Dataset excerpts
◆ ◆ ◆
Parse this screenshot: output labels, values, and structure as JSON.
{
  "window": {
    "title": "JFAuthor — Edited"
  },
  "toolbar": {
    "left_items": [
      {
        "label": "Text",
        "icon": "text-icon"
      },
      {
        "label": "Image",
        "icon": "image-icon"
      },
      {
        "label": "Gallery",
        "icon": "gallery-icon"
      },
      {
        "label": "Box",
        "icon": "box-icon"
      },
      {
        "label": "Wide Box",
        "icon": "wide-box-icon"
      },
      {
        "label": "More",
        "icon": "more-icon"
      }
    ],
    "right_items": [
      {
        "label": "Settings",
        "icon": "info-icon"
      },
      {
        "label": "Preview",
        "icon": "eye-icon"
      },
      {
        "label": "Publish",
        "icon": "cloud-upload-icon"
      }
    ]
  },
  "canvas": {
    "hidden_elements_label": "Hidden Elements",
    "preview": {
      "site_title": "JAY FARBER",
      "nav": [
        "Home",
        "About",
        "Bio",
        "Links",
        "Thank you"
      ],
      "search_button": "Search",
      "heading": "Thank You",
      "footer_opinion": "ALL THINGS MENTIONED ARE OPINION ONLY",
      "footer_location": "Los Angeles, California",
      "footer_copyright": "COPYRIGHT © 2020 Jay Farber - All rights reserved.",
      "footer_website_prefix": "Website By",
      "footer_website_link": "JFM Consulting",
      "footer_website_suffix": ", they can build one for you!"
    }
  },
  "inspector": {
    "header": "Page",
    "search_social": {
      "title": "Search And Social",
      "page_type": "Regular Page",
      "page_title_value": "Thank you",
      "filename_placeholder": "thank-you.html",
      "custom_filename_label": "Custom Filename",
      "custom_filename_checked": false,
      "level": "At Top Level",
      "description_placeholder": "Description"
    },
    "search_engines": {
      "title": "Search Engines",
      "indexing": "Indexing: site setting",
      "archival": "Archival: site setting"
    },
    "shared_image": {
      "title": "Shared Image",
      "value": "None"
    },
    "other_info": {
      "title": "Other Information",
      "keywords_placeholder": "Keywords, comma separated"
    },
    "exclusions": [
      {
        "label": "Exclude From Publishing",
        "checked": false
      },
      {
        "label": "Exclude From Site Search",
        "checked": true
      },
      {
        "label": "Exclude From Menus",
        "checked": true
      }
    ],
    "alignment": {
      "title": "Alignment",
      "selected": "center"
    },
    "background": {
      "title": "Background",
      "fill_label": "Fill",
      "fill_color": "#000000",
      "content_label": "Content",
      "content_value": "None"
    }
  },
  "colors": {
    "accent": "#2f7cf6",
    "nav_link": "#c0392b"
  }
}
◆ ◆ ◆
Repeat every entry word for word.

**Result for this exercise**
Parse this screenshot: output labels, values, and structure as JSON.
{
  "window": {
    "title": "JFAuthor — Edited"
  },
  "toolbar": {
    "left_items": [
      {
        "label": "Text",
        "icon": "text-icon"
      },
      {
        "label": "Image",
        "icon": "image-icon"
      },
      {
        "label": "Gallery",
        "icon": "gallery-icon"
      },
      {
        "label": "Box",
        "icon": "box-icon"
      },
      {
        "label": "Wide Box",
        "icon": "wide-box-icon"
      },
      {
        "label": "More",
        "icon": "more-icon"
      }
    ],
    "right_items": [
      {
        "label": "Settings",
        "icon": "info-icon"
      },
      {
        "label": "Preview",
        "icon": "eye-icon"
      },
      {
        "label": "Publish",
        "icon": "cloud-upload-icon"
      }
    ]
  },
  "canvas": {
    "hidden_elements_label": "Hidden Elements",
    "preview": {
      "site_title": "JAY FARBER",
      "nav": [
        "Home",
        "About",
        "Bio",
        "Links",
        "Thank you"
      ],
      "search_button": "Search",
      "heading": "Thank You",
      "footer_opinion": "ALL THINGS MENTIONED ARE OPINION ONLY",
      "footer_location": "Los Angeles, California",
      "footer_copyright": "COPYRIGHT © 2020 Jay Farber - All rights reserved.",
      "footer_website_prefix": "Website By",
      "footer_website_link": "JFM Consulting",
      "footer_website_suffix": ", they can build one for you!"
    }
  },
  "inspector": {
    "header": "Page",
    "search_social": {
      "title": "Search And Social",
      "page_type": "Regular Page",
      "page_title_value": "Thank you",
      "filename_placeholder": "thank-you.html",
      "custom_filename_label": "Custom Filename",
      "custom_filename_checked": false,
      "level": "At Top Level",
      "description_placeholder": "Description"
    },
    "search_engines": {
      "title": "Search Engines",
      "indexing": "Indexing: site setting",
      "archival": "Archival: site setting"
    },
    "shared_image": {
      "title": "Shared Image",
      "value": "None"
    },
    "other_info": {
      "title": "Other Information",
      "keywords_placeholder": "Keywords, comma separated"
    },
    "exclusions": [
      {
        "label": "Exclude From Publishing",
        "checked": false
      },
      {
        "label": "Exclude From Site Search",
        "checked": true
      },
      {
        "label": "Exclude From Menus",
        "checked": true
      }
    ],
    "alignment": {
      "title": "Alignment",
      "selected": "center"
    },
    "background": {
      "title": "Background",
      "fill_label": "Fill",
      "fill_color": "#000000",
      "content_label": "Content",
      "content_value": "None"
    }
  },
  "colors": {
    "accent": "#2f7cf6",
    "nav_link": "#c0392b"
  }
}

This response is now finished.